Task description - Filter the lines below, copying only those with the string "name".

=== Records for this exercise ===

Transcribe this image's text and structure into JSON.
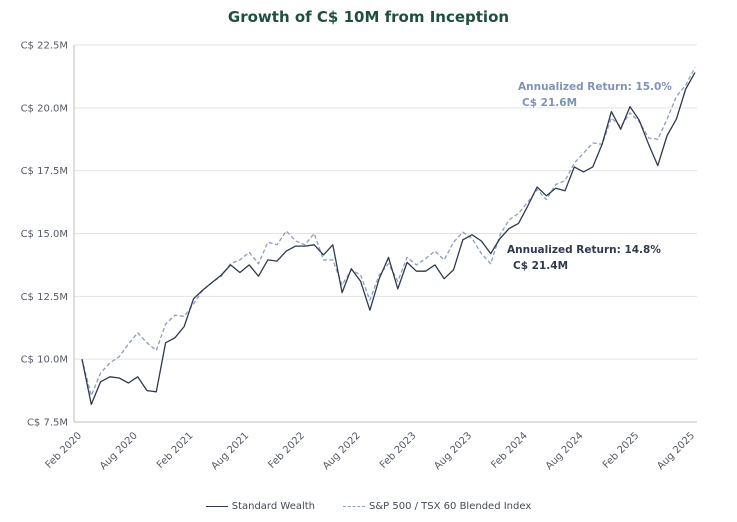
{
  "chart_data": {
    "type": "line",
    "title": "Growth of C$ 10M from Inception",
    "y_tick_labels": [
      "C$ 7.5M",
      "C$ 10.0M",
      "C$ 12.5M",
      "C$ 15.0M",
      "C$ 17.5M",
      "C$ 20.0M",
      "C$ 22.5M"
    ],
    "y_ticks": [
      7.5,
      10.0,
      12.5,
      15.0,
      17.5,
      20.0,
      22.5
    ],
    "ylim": [
      7.5,
      22.5
    ],
    "x_tick_labels": [
      "Feb 2020",
      "Aug 2020",
      "Feb 2021",
      "Aug 2021",
      "Feb 2022",
      "Aug 2022",
      "Feb 2023",
      "Aug 2023",
      "Feb 2024",
      "Aug 2024",
      "Feb 2025",
      "Aug 2025"
    ],
    "x_ticks": [
      "2020-02",
      "2020-08",
      "2021-02",
      "2021-08",
      "2022-02",
      "2022-08",
      "2023-02",
      "2023-08",
      "2024-02",
      "2024-08",
      "2025-02",
      "2025-08"
    ],
    "xlim": [
      "2020-02",
      "2025-08"
    ],
    "grid": "horizontal",
    "legend_position": "bottom",
    "x": [
      "2020-02",
      "2020-03",
      "2020-04",
      "2020-05",
      "2020-06",
      "2020-07",
      "2020-08",
      "2020-09",
      "2020-10",
      "2020-11",
      "2020-12",
      "2021-01",
      "2021-02",
      "2021-03",
      "2021-04",
      "2021-05",
      "2021-06",
      "2021-07",
      "2021-08",
      "2021-09",
      "2021-10",
      "2021-11",
      "2021-12",
      "2022-01",
      "2022-02",
      "2022-03",
      "2022-04",
      "2022-05",
      "2022-06",
      "2022-07",
      "2022-08",
      "2022-09",
      "2022-10",
      "2022-11",
      "2022-12",
      "2023-01",
      "2023-02",
      "2023-03",
      "2023-04",
      "2023-05",
      "2023-06",
      "2023-07",
      "2023-08",
      "2023-09",
      "2023-10",
      "2023-11",
      "2023-12",
      "2024-01",
      "2024-02",
      "2024-03",
      "2024-04",
      "2024-05",
      "2024-06",
      "2024-07",
      "2024-08",
      "2024-09",
      "2024-10",
      "2024-11",
      "2024-12",
      "2025-01",
      "2025-02",
      "2025-03",
      "2025-04",
      "2025-05",
      "2025-06",
      "2025-07",
      "2025-08"
    ],
    "series": [
      {
        "name": "Standard Wealth",
        "color": "#2f3a4d",
        "style": "solid",
        "values": [
          10.0,
          8.2,
          9.1,
          9.3,
          9.25,
          9.05,
          9.3,
          8.75,
          8.7,
          10.65,
          10.85,
          11.3,
          12.4,
          12.75,
          13.05,
          13.35,
          13.75,
          13.45,
          13.75,
          13.3,
          13.95,
          13.9,
          14.3,
          14.5,
          14.5,
          14.55,
          14.15,
          14.55,
          12.65,
          13.6,
          13.1,
          11.95,
          13.2,
          14.05,
          12.8,
          13.85,
          13.5,
          13.5,
          13.75,
          13.2,
          13.55,
          14.75,
          14.95,
          14.7,
          14.2,
          14.8,
          15.2,
          15.4,
          16.1,
          16.85,
          16.5,
          16.8,
          16.7,
          17.65,
          17.45,
          17.65,
          18.55,
          19.85,
          19.15,
          20.05,
          19.5,
          18.55,
          17.7,
          18.9,
          19.55,
          20.75,
          21.4
        ]
      },
      {
        "name": "S&P 500 / TSX 60 Blended Index",
        "color": "#8a9cbf",
        "style": "dashed",
        "values": [
          10.0,
          8.55,
          9.45,
          9.85,
          10.1,
          10.6,
          11.05,
          10.65,
          10.35,
          11.4,
          11.75,
          11.7,
          12.2,
          12.75,
          13.05,
          13.3,
          13.8,
          13.95,
          14.25,
          13.8,
          14.65,
          14.55,
          15.1,
          14.7,
          14.55,
          15.0,
          13.95,
          13.95,
          12.95,
          13.55,
          13.35,
          12.35,
          13.35,
          13.8,
          13.1,
          14.05,
          13.75,
          14.0,
          14.3,
          13.95,
          14.65,
          15.05,
          14.8,
          14.2,
          13.8,
          14.95,
          15.55,
          15.8,
          16.25,
          16.75,
          16.35,
          16.95,
          17.1,
          17.8,
          18.2,
          18.6,
          18.55,
          19.6,
          19.25,
          19.8,
          19.45,
          18.8,
          18.75,
          19.55,
          20.45,
          20.9,
          21.6
        ]
      }
    ],
    "annotations": [
      {
        "text": "Annualized Return: 15.0%",
        "color": "#7f93b8"
      },
      {
        "text": "C$ 21.6M",
        "color": "#7f93b8"
      },
      {
        "text": "Annualized Return: 14.8%",
        "color": "#2f3a4d"
      },
      {
        "text": "C$ 21.4M",
        "color": "#2f3a4d"
      }
    ],
    "colors": {
      "title": "#1f4f3f",
      "grid": "#e3e3e3",
      "axis": "#bfbfbf"
    }
  }
}
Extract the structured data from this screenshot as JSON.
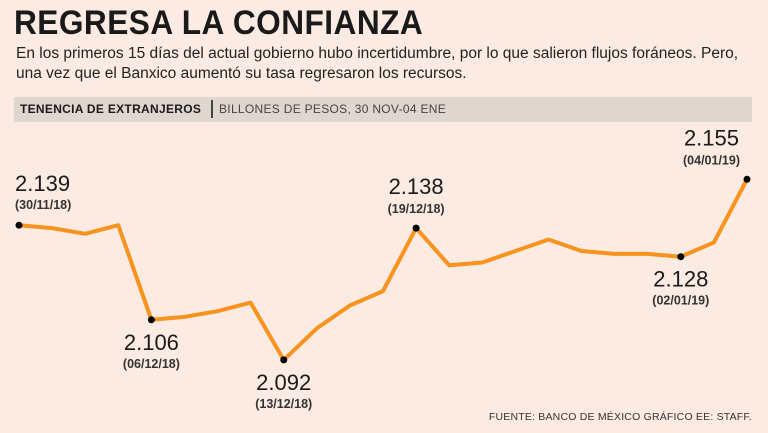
{
  "title": "REGRESA LA CONFIANZA",
  "subtitle": "En los primeros 15 días del actual gobierno hubo incertidumbre, por lo que salieron flujos foráneos. Pero, una vez que el Banxico aumentó su tasa regresaron los recursos.",
  "header_bar": {
    "label": "TENENCIA DE EXTRANJEROS",
    "unit": "BILLONES DE PESOS, 30 NOV-04 ENE"
  },
  "source": "FUENTE: BANCO DE MÉXICO GRÁFICO EE: STAFF.",
  "colors": {
    "line": "#f7931e",
    "marker": "#000000",
    "background": "#fcebe2"
  },
  "chart_data": {
    "type": "line",
    "title": "TENENCIA DE EXTRANJEROS",
    "ylabel": "BILLONES DE PESOS",
    "grid": false,
    "legend": "none",
    "ylim": [
      2.085,
      2.16
    ],
    "values": [
      2.139,
      2.138,
      2.136,
      2.139,
      2.106,
      2.107,
      2.109,
      2.112,
      2.092,
      2.103,
      2.111,
      2.116,
      2.138,
      2.125,
      2.126,
      2.13,
      2.134,
      2.13,
      2.129,
      2.129,
      2.128,
      2.133,
      2.155
    ],
    "annotations": [
      {
        "index": 0,
        "value": "2.139",
        "date": "(30/11/18)"
      },
      {
        "index": 4,
        "value": "2.106",
        "date": "(06/12/18)"
      },
      {
        "index": 8,
        "value": "2.092",
        "date": "(13/12/18)"
      },
      {
        "index": 12,
        "value": "2.138",
        "date": "(19/12/18)"
      },
      {
        "index": 20,
        "value": "2.128",
        "date": "(02/01/19)"
      },
      {
        "index": 22,
        "value": "2.155",
        "date": "(04/01/19)"
      }
    ]
  }
}
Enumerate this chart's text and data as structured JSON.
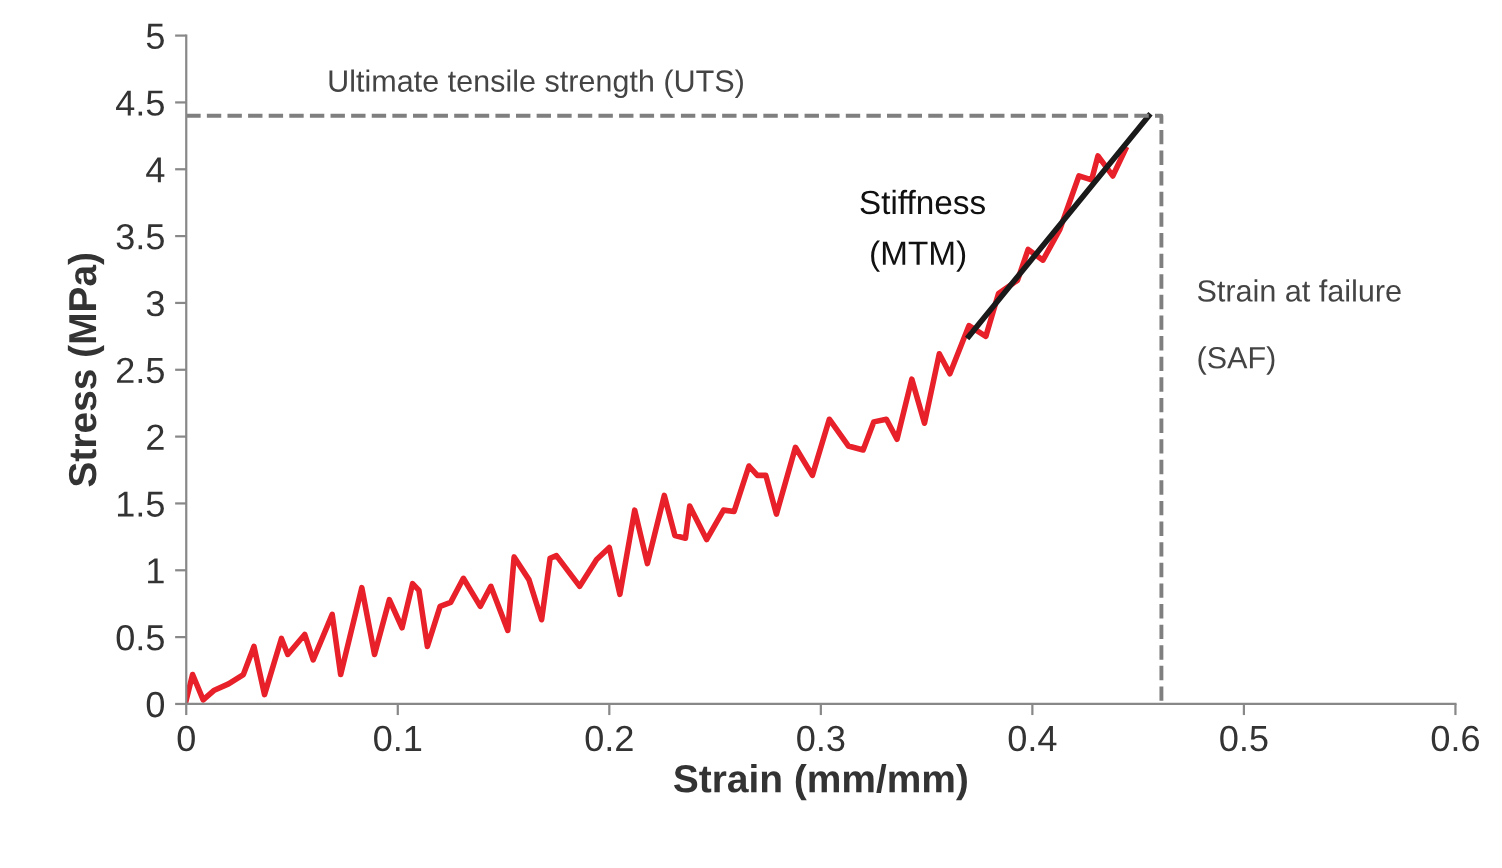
{
  "chart_data": {
    "type": "line",
    "xlabel": "Strain (mm/mm)",
    "ylabel": "Stress (MPa)",
    "xlim": [
      0,
      0.6
    ],
    "xticks": [
      0,
      0.1,
      0.2,
      0.3,
      0.4,
      0.5,
      0.6
    ],
    "ylim": [
      0,
      5
    ],
    "yticks": [
      0,
      0.5,
      1,
      1.5,
      2,
      2.5,
      3,
      3.5,
      4,
      4.5,
      5
    ],
    "grid": false,
    "legend": false,
    "marker": "none",
    "series": [
      {
        "color": "#e8202a",
        "line_style": "solid",
        "x": [
          0,
          0.003,
          0.008,
          0.013,
          0.02,
          0.027,
          0.032,
          0.037,
          0.045,
          0.048,
          0.056,
          0.06,
          0.069,
          0.073,
          0.083,
          0.089,
          0.096,
          0.102,
          0.107,
          0.11,
          0.114,
          0.12,
          0.125,
          0.131,
          0.139,
          0.144,
          0.152,
          0.155,
          0.162,
          0.168,
          0.172,
          0.175,
          0.186,
          0.194,
          0.2,
          0.205,
          0.212,
          0.218,
          0.226,
          0.231,
          0.236,
          0.238,
          0.246,
          0.254,
          0.259,
          0.266,
          0.27,
          0.274,
          0.279,
          0.288,
          0.296,
          0.304,
          0.313,
          0.32,
          0.325,
          0.331,
          0.336,
          0.343,
          0.349,
          0.356,
          0.361,
          0.37,
          0.378,
          0.384,
          0.393,
          0.398,
          0.405,
          0.413,
          0.422,
          0.428,
          0.431,
          0.438,
          0.444
        ],
        "values": [
          0.03,
          0.22,
          0.03,
          0.1,
          0.15,
          0.22,
          0.43,
          0.07,
          0.49,
          0.37,
          0.52,
          0.33,
          0.67,
          0.22,
          0.87,
          0.37,
          0.78,
          0.57,
          0.9,
          0.85,
          0.43,
          0.73,
          0.76,
          0.94,
          0.73,
          0.88,
          0.55,
          1.1,
          0.93,
          0.63,
          1.09,
          1.11,
          0.88,
          1.08,
          1.17,
          0.82,
          1.45,
          1.05,
          1.56,
          1.26,
          1.24,
          1.48,
          1.23,
          1.45,
          1.44,
          1.78,
          1.71,
          1.71,
          1.42,
          1.92,
          1.71,
          2.13,
          1.93,
          1.9,
          2.11,
          2.13,
          1.98,
          2.43,
          2.1,
          2.62,
          2.47,
          2.83,
          2.75,
          3.07,
          3.17,
          3.4,
          3.32,
          3.55,
          3.95,
          3.92,
          4.1,
          3.95,
          4.15
        ]
      },
      {
        "color": "#1a1a1a",
        "line_style": "solid",
        "x": [
          0.37,
          0.455
        ],
        "values": [
          2.75,
          4.4
        ]
      },
      {
        "color": "#7f7f7f",
        "line_style": "dashed",
        "x": [
          0,
          0.461,
          0.461
        ],
        "values": [
          4.4,
          4.4,
          0
        ]
      }
    ],
    "annotations": [
      "Ultimate tensile strength (UTS)",
      "Stiffness",
      "(MTM)",
      "Strain at failure",
      "(SAF)"
    ]
  }
}
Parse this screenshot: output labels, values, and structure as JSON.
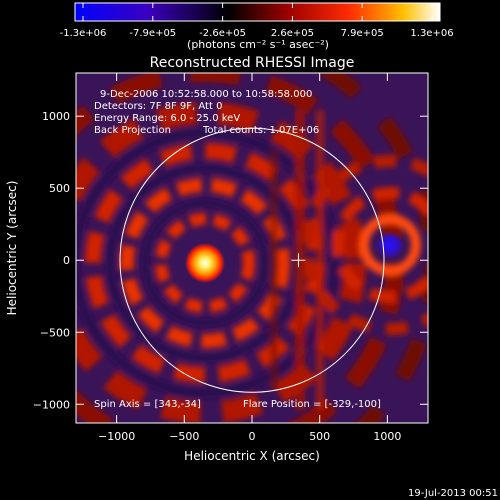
{
  "colorbar": {
    "tick_labels": [
      "-1.3e+06",
      "-7.9e+05",
      "-2.6e+05",
      "2.6e+05",
      "7.9e+05",
      "1.3e+06"
    ],
    "units": "(photons cm⁻² s⁻¹ asec⁻²)"
  },
  "title": "Reconstructed RHESSI Image",
  "info": {
    "time_range": "9-Dec-2006 10:52:58.000 to 10:58:58.000",
    "detectors": "Detectors: 7F 8F 9F, Att 0",
    "energy": "Energy Range: 6.0 - 25.0 keV",
    "method": "Back Projection",
    "counts": "Total counts: 1.07E+06"
  },
  "footer": {
    "spin_axis": "Spin Axis = [343,-34]",
    "flare_position": "Flare Position = [-329,-100]"
  },
  "axes": {
    "xlabel": "Heliocentric X (arcsec)",
    "ylabel": "Heliocentric Y (arcsec)",
    "xticks": [
      -1000,
      -500,
      0,
      500,
      1000
    ],
    "yticks": [
      -1000,
      -500,
      0,
      500,
      1000
    ],
    "xlim": [
      -1300,
      1300
    ],
    "ylim": [
      -1130,
      1300
    ]
  },
  "solar_disk": {
    "center": [
      0,
      0
    ],
    "radius_arcsec": 975
  },
  "cross_marker": {
    "x": 343,
    "y": 0
  },
  "timestamp": "19-Jul-2013 00:51"
}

===

Task response -
        "name": "Standard Wealth",
        "name": "S&P 500 / TSX 60 Blended Index",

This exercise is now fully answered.